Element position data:

⟨

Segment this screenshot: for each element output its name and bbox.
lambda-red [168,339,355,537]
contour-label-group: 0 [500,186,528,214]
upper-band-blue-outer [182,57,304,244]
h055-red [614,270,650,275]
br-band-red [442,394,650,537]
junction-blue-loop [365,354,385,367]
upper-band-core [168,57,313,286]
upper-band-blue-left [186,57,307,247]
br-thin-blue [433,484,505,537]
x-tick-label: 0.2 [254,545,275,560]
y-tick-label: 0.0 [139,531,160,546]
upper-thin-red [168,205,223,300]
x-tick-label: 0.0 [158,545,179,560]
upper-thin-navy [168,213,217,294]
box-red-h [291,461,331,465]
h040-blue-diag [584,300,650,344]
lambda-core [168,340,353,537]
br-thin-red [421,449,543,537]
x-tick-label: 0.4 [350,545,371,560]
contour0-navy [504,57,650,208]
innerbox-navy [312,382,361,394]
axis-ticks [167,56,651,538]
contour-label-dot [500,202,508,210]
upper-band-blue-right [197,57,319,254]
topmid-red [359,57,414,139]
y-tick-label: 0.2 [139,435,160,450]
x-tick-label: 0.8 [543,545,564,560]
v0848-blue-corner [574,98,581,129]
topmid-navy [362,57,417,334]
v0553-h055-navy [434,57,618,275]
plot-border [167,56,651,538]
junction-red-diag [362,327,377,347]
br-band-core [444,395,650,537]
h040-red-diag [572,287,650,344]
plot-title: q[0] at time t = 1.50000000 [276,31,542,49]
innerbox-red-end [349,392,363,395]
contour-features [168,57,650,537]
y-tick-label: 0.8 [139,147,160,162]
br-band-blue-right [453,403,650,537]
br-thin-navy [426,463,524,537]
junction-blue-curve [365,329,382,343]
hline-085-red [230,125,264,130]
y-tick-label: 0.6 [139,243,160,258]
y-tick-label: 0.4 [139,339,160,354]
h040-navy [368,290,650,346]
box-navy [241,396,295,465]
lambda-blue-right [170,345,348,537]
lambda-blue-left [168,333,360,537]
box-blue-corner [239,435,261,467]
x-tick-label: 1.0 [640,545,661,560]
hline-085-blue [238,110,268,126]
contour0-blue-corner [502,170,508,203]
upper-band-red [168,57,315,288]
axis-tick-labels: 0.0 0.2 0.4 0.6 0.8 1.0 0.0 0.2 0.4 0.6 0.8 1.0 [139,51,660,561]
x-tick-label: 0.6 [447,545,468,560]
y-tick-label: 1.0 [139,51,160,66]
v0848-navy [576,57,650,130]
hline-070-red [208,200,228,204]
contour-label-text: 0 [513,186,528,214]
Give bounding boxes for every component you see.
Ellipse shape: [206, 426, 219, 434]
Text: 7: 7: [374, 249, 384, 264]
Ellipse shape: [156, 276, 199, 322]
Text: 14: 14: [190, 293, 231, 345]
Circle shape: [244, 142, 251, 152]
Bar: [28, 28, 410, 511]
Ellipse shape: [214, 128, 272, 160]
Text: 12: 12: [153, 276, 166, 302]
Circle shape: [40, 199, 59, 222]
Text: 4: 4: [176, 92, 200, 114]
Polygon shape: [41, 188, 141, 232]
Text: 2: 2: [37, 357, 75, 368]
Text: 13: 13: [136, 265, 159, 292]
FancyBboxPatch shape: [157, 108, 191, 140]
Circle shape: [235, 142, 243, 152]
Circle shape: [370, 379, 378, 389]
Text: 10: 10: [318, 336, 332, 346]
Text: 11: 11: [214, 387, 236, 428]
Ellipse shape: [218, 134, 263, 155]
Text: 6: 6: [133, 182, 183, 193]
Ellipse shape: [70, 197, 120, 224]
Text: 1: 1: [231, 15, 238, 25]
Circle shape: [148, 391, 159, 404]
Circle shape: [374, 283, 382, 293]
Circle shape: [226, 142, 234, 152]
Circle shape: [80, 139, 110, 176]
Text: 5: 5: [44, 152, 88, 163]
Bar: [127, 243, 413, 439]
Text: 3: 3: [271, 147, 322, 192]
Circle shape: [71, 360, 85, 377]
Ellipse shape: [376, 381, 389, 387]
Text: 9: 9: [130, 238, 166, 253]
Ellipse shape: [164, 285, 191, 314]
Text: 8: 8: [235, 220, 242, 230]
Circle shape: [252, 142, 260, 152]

⟩

● WHAT TO DO
State how many lines in the listing above contain the string "diag", giving the number alone.

● TASK ANSWER
3